[Items from a data source]
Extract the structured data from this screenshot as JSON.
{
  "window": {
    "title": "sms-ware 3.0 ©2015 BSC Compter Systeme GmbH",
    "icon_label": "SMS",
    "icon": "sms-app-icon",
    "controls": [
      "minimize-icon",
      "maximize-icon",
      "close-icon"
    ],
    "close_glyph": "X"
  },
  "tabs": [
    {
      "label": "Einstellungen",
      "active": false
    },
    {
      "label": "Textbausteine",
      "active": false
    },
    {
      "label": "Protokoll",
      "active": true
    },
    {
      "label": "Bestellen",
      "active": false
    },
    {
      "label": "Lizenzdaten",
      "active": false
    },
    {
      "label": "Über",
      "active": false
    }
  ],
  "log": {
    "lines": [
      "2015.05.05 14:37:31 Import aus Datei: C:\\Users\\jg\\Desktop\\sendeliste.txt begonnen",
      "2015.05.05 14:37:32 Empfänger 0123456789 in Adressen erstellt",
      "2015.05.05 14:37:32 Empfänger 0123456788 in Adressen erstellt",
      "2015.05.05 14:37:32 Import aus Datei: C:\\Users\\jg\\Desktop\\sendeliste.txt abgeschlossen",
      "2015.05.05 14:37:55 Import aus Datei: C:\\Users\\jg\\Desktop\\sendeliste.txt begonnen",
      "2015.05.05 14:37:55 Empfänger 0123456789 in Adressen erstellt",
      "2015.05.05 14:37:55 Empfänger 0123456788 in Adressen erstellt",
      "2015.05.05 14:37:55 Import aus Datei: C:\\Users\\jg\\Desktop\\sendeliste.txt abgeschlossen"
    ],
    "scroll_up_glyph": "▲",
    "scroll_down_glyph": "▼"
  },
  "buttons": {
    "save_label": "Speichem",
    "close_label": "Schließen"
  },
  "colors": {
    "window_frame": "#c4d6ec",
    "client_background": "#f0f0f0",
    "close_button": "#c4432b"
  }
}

Aim
Write down every line of the data exactly as it appears above.

Completed task
Extract the structured data from this screenshot as JSON.
{
  "window": {
    "title": "sms-ware 3.0 ©2015 BSC Compter Systeme GmbH",
    "icon_label": "SMS",
    "icon": "sms-app-icon",
    "controls": [
      "minimize-icon",
      "maximize-icon",
      "close-icon"
    ],
    "close_glyph": "X"
  },
  "tabs": [
    {
      "label": "Einstellungen",
      "active": false
    },
    {
      "label": "Textbausteine",
      "active": false
    },
    {
      "label": "Protokoll",
      "active": true
    },
    {
      "label": "Bestellen",
      "active": false
    },
    {
      "label": "Lizenzdaten",
      "active": false
    },
    {
      "label": "Über",
      "active": false
    }
  ],
  "log": {
    "lines": [
      "2015.05.05 14:37:31 Import aus Datei: C:\\Users\\jg\\Desktop\\sendeliste.txt begonnen",
      "2015.05.05 14:37:32 Empfänger 0123456789 in Adressen erstellt",
      "2015.05.05 14:37:32 Empfänger 0123456788 in Adressen erstellt",
      "2015.05.05 14:37:32 Import aus Datei: C:\\Users\\jg\\Desktop\\sendeliste.txt abgeschlossen",
      "2015.05.05 14:37:55 Import aus Datei: C:\\Users\\jg\\Desktop\\sendeliste.txt begonnen",
      "2015.05.05 14:37:55 Empfänger 0123456789 in Adressen erstellt",
      "2015.05.05 14:37:55 Empfänger 0123456788 in Adressen erstellt",
      "2015.05.05 14:37:55 Import aus Datei: C:\\Users\\jg\\Desktop\\sendeliste.txt abgeschlossen"
    ],
    "scroll_up_glyph": "▲",
    "scroll_down_glyph": "▼"
  },
  "buttons": {
    "save_label": "Speichem",
    "close_label": "Schließen"
  },
  "colors": {
    "window_frame": "#c4d6ec",
    "client_background": "#f0f0f0",
    "close_button": "#c4432b"
  }
}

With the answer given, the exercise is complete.